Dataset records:
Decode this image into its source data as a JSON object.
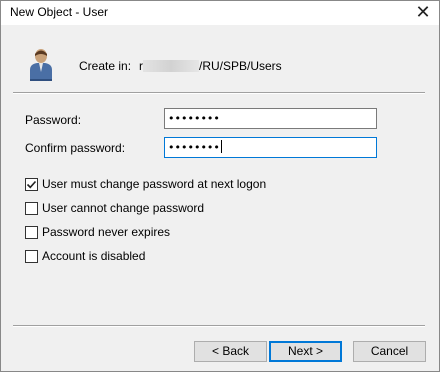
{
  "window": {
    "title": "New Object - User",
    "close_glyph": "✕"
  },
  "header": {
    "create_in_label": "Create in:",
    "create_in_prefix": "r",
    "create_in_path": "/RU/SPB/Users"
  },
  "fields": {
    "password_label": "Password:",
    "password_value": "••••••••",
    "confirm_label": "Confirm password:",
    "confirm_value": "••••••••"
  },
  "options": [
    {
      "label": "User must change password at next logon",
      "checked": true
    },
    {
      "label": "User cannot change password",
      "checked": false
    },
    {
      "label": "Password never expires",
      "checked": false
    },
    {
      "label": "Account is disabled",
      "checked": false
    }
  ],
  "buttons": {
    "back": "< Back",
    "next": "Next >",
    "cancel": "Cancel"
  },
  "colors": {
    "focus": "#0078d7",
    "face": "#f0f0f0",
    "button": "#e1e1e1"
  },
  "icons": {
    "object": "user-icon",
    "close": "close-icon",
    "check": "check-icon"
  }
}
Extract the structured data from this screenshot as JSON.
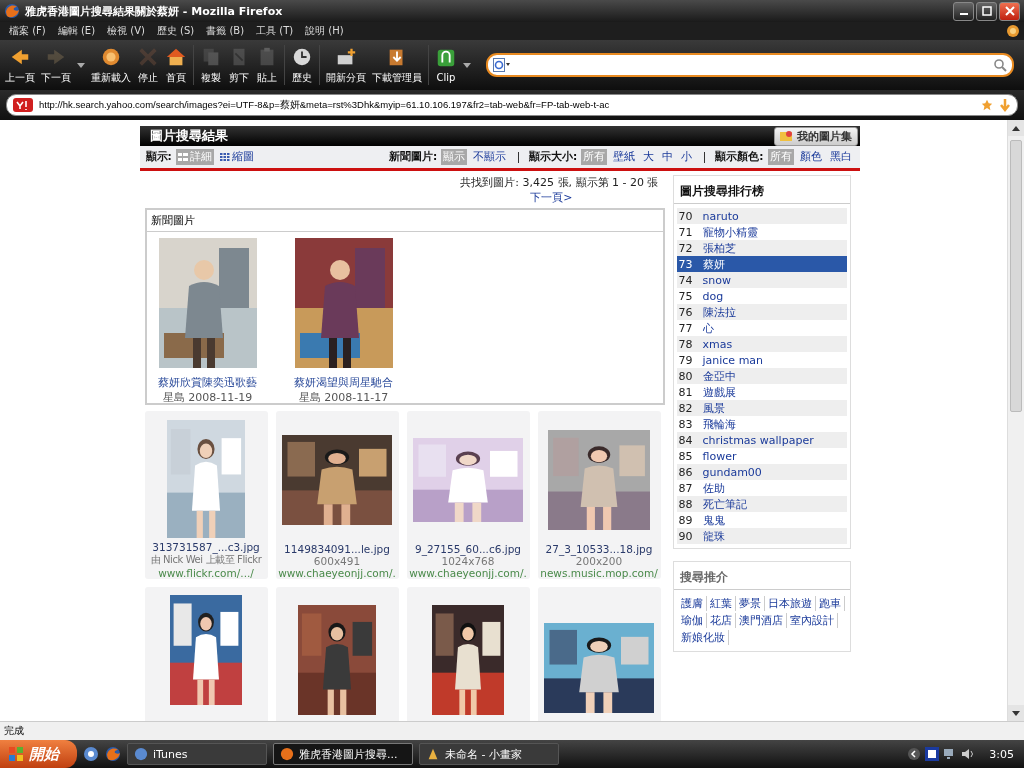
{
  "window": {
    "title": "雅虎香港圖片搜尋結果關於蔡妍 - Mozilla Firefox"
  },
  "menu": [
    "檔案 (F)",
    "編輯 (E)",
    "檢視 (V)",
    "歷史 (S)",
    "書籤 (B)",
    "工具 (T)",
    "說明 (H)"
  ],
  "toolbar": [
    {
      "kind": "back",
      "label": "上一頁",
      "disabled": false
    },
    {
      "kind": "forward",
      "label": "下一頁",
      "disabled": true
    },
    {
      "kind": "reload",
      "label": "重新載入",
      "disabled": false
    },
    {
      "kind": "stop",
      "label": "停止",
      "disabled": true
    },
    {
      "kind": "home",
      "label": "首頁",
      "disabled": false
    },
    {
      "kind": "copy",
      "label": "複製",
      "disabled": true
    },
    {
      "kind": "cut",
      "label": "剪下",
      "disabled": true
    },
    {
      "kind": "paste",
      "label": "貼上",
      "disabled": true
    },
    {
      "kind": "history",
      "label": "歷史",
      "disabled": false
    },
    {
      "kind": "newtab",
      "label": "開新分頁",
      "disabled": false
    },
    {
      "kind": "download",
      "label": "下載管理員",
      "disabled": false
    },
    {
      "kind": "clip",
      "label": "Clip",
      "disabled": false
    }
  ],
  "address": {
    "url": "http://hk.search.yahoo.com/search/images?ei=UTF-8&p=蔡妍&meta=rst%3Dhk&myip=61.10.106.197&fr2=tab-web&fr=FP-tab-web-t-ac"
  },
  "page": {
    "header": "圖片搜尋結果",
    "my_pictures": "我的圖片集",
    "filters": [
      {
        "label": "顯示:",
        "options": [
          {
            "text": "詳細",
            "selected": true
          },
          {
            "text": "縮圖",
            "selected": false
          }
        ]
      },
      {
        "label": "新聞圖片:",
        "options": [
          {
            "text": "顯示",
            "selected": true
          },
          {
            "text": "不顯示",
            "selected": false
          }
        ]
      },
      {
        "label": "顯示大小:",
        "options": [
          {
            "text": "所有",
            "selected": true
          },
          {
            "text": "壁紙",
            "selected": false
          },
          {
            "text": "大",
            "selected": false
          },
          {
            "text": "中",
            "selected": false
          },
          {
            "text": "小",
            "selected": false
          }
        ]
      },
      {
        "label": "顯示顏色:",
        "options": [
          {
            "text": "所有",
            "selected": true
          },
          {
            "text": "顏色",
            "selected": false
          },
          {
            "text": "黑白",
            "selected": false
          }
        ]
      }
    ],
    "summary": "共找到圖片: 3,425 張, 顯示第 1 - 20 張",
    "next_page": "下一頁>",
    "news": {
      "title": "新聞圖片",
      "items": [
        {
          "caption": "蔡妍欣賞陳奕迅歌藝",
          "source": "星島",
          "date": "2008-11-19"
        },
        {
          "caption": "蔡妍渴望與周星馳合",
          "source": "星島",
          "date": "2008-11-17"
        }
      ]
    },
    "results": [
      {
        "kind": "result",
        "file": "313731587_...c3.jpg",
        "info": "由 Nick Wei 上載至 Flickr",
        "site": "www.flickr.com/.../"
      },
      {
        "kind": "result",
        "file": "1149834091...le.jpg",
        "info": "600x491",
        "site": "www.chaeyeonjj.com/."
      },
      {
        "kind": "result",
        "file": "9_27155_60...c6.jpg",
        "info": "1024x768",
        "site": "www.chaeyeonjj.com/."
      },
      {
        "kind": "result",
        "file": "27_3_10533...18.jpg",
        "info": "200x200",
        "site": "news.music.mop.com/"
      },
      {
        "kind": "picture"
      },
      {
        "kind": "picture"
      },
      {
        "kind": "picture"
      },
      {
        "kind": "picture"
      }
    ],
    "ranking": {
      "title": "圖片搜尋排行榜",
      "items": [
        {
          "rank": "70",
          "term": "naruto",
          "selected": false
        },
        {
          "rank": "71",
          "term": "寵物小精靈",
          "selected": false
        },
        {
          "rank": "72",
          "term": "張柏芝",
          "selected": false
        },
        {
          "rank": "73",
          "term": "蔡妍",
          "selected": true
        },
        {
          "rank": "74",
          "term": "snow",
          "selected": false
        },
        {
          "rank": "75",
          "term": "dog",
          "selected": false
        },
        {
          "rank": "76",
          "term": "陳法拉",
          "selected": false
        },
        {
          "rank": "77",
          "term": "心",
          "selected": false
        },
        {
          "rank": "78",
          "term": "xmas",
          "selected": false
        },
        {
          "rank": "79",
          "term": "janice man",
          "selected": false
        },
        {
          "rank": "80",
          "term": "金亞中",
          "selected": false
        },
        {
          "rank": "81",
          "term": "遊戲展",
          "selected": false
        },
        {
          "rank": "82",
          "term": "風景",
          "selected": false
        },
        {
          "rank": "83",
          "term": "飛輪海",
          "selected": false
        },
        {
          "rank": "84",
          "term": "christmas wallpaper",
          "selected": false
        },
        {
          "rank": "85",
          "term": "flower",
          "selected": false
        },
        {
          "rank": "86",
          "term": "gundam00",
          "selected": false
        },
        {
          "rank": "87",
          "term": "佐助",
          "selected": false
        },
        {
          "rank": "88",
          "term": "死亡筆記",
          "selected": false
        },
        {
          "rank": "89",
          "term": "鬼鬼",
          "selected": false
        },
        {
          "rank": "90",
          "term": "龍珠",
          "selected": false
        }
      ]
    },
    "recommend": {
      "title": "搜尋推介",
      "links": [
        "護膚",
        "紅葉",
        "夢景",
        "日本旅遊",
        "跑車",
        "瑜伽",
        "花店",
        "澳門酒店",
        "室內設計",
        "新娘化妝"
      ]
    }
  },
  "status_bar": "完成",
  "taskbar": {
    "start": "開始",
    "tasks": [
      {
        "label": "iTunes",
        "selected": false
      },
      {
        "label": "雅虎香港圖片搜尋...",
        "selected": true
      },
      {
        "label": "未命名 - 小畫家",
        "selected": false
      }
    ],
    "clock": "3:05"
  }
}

§ **To be done**: Give the number of lines in the entries that hold the word "file", and nothing else.

§ **Written answer**: 4